— BEGIN —

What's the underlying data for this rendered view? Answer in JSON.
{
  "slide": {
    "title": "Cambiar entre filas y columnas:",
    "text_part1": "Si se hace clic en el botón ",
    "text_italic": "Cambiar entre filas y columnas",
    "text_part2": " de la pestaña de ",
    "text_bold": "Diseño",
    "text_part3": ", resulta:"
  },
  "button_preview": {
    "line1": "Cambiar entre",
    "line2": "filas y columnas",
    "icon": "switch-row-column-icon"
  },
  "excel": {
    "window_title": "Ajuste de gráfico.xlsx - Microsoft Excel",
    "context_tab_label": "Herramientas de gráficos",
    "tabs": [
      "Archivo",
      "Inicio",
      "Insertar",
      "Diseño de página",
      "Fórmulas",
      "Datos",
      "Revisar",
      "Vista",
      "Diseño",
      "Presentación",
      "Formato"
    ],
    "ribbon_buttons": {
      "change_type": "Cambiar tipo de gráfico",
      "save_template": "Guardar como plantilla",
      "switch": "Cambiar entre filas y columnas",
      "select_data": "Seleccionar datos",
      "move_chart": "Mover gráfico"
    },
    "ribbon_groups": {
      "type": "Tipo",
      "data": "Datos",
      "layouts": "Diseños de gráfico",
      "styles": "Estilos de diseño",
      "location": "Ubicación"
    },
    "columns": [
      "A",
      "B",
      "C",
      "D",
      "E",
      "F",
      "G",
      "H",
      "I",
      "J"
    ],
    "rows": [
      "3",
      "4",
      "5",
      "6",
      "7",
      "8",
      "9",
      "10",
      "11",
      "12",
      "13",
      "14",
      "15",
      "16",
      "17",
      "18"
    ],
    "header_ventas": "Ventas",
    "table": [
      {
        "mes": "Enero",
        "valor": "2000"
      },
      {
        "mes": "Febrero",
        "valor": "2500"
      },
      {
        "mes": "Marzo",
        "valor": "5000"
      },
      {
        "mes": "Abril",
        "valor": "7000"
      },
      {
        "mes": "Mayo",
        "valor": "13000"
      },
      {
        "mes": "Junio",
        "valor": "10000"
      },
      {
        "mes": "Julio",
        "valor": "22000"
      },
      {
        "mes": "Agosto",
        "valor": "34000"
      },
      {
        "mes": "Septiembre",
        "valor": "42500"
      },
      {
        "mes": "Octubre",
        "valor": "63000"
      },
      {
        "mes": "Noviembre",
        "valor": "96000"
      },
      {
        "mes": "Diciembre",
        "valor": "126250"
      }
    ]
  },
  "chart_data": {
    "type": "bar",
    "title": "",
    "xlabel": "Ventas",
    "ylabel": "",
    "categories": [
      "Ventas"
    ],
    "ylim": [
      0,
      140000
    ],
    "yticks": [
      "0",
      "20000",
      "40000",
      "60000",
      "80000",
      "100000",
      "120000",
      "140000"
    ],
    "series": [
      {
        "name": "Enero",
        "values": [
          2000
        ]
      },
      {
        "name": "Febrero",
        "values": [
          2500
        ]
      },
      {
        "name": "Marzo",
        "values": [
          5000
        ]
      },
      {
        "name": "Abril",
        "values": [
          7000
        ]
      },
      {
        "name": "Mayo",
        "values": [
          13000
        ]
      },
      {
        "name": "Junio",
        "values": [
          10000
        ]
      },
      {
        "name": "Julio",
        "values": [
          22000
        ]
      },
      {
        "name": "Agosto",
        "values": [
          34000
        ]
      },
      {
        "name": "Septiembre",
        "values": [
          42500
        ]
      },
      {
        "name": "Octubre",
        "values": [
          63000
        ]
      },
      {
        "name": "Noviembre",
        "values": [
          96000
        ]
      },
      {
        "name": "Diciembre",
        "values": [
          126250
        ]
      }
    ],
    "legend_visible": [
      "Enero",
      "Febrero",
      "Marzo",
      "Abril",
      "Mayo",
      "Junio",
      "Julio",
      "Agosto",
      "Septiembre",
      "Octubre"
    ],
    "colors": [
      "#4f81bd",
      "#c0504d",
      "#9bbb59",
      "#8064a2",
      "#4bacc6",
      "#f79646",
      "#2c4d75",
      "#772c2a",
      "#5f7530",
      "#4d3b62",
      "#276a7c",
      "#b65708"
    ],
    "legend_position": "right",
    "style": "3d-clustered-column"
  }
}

— END —
— BEGIN —

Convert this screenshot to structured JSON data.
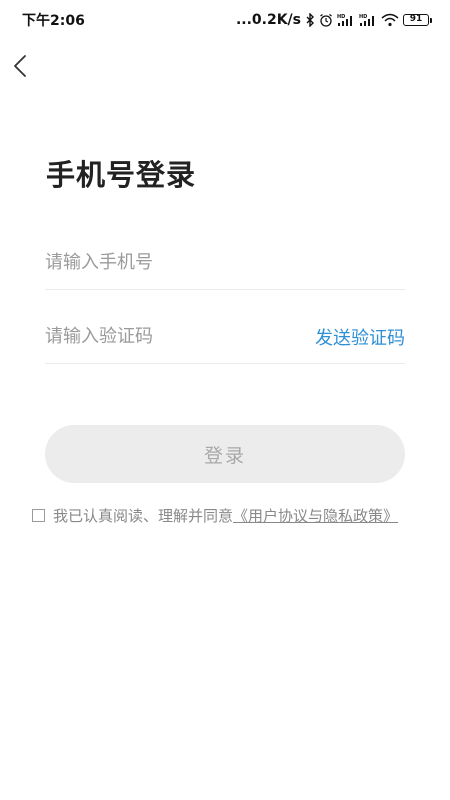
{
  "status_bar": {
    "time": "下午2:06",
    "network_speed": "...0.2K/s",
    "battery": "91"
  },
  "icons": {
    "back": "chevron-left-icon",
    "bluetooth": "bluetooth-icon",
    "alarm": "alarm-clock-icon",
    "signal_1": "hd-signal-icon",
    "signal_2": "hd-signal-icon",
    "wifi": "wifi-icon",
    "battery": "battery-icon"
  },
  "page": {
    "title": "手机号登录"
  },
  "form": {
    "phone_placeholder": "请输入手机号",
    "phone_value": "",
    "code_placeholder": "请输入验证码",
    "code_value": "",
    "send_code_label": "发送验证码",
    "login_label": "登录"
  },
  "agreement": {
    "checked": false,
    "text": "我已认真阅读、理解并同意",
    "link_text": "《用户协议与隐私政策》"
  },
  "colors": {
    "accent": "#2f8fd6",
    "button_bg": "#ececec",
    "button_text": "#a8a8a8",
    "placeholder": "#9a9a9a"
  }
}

— END —
— BEGIN —

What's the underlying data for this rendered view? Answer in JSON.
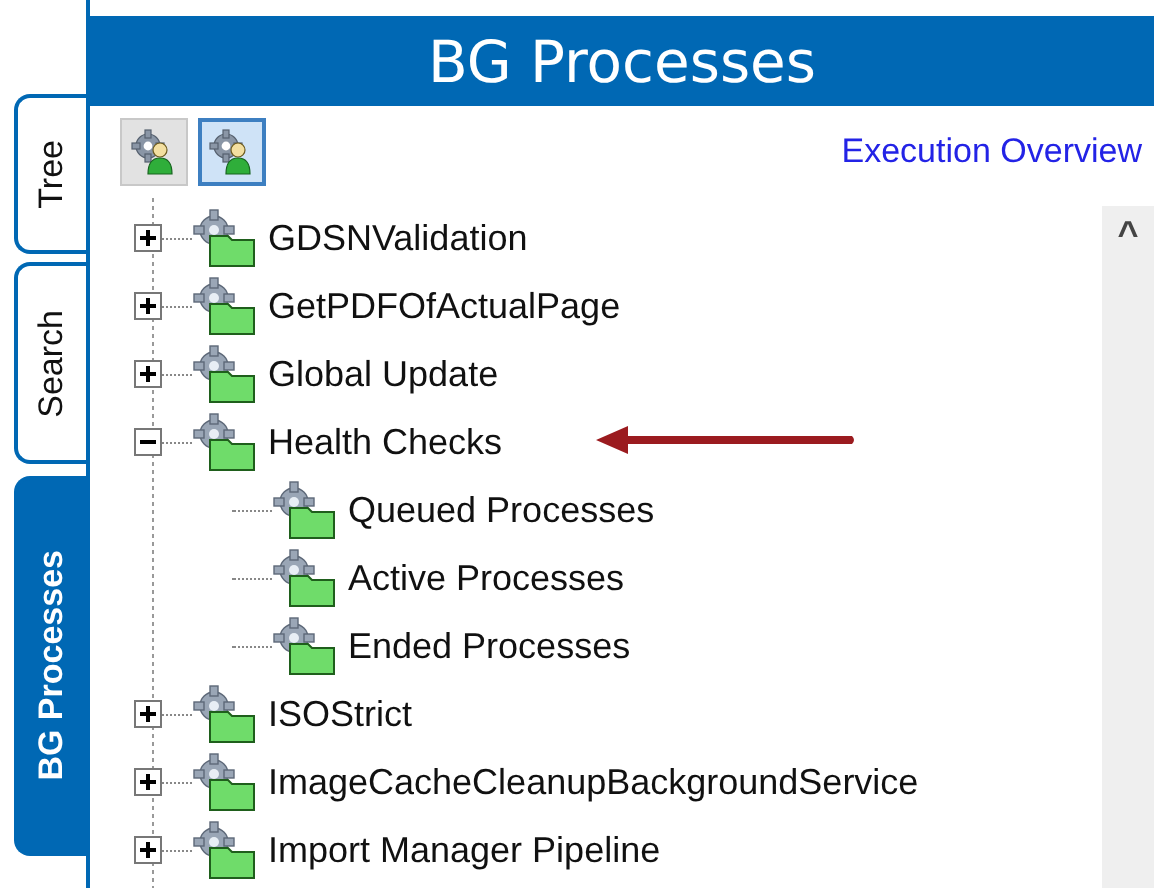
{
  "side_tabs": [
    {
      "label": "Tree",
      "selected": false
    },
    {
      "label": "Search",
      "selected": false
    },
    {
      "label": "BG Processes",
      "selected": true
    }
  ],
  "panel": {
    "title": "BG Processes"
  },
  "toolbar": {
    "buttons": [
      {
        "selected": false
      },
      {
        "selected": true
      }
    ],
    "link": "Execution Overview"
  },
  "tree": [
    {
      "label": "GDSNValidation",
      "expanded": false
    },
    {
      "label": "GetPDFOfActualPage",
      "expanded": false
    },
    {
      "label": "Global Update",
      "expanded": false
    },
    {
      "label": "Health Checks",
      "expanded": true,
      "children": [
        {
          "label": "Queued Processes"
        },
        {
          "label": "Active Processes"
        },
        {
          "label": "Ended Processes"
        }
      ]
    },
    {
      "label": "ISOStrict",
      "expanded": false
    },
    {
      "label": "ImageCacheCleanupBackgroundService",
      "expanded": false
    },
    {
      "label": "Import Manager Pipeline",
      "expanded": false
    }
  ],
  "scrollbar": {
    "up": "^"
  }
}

— END —

WHAT TO PRODUCE — Write out every line of the listing that holds the word "valor".

WORKED ANSWER —
        "valor": "2000"
        "valor": "2500"
        "valor": "5000"
        "valor": "7000"
        "valor": "13000"
        "valor": "10000"
        "valor": "22000"
        "valor": "34000"
        "valor": "42500"
        "valor": "63000"
        "valor": "96000"
        "valor": "126250"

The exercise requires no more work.